AIM OF THE TASK:
Retype the material in full, keeping every word the same.

ROWS:
====

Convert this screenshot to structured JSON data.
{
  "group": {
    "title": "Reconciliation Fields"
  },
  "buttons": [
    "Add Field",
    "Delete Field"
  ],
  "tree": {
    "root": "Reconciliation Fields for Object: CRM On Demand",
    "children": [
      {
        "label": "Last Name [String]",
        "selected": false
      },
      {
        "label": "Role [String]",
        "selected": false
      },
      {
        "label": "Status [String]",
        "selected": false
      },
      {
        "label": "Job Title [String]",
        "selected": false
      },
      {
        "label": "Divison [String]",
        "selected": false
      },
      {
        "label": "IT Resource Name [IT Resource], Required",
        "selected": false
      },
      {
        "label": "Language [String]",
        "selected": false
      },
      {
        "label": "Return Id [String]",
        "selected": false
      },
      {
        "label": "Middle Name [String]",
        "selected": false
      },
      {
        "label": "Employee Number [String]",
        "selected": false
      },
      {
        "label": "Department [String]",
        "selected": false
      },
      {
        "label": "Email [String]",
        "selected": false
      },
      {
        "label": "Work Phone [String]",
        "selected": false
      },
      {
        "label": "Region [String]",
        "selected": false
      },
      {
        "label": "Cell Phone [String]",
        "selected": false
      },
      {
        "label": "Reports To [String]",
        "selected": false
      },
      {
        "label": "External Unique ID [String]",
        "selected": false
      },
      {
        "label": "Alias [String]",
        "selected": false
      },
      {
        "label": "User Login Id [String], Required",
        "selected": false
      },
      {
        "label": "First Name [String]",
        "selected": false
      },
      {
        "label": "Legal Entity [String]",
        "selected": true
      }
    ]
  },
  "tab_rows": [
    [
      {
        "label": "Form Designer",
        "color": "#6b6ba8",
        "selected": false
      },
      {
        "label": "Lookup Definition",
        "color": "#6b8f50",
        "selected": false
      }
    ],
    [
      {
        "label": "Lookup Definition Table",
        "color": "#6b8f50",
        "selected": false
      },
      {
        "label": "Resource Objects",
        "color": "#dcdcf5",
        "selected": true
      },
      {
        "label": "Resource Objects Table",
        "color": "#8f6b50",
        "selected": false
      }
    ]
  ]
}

====

THE COMPLETED TASK:
Convert this screenshot to structured JSON data.
{
  "group": {
    "title": "Reconciliation Fields"
  },
  "buttons": [
    "Add Field",
    "Delete Field"
  ],
  "tree": {
    "root": "Reconciliation Fields for Object: CRM On Demand",
    "children": [
      {
        "label": "Last Name [String]",
        "selected": false
      },
      {
        "label": "Role [String]",
        "selected": false
      },
      {
        "label": "Status [String]",
        "selected": false
      },
      {
        "label": "Job Title [String]",
        "selected": false
      },
      {
        "label": "Divison [String]",
        "selected": false
      },
      {
        "label": "IT Resource Name [IT Resource], Required",
        "selected": false
      },
      {
        "label": "Language [String]",
        "selected": false
      },
      {
        "label": "Return Id [String]",
        "selected": false
      },
      {
        "label": "Middle Name [String]",
        "selected": false
      },
      {
        "label": "Employee Number [String]",
        "selected": false
      },
      {
        "label": "Department [String]",
        "selected": false
      },
      {
        "label": "Email [String]",
        "selected": false
      },
      {
        "label": "Work Phone [String]",
        "selected": false
      },
      {
        "label": "Region [String]",
        "selected": false
      },
      {
        "label": "Cell Phone [String]",
        "selected": false
      },
      {
        "label": "Reports To [String]",
        "selected": false
      },
      {
        "label": "External Unique ID [String]",
        "selected": false
      },
      {
        "label": "Alias [String]",
        "selected": false
      },
      {
        "label": "User Login Id [String], Required",
        "selected": false
      },
      {
        "label": "First Name [String]",
        "selected": false
      },
      {
        "label": "Legal Entity [String]",
        "selected": true
      }
    ]
  },
  "tab_rows": [
    [
      {
        "label": "Form Designer",
        "color": "#6b6ba8",
        "selected": false
      },
      {
        "label": "Lookup Definition",
        "color": "#6b8f50",
        "selected": false
      }
    ],
    [
      {
        "label": "Lookup Definition Table",
        "color": "#6b8f50",
        "selected": false
      },
      {
        "label": "Resource Objects",
        "color": "#dcdcf5",
        "selected": true
      },
      {
        "label": "Resource Objects Table",
        "color": "#8f6b50",
        "selected": false
      }
    ]
  ]
}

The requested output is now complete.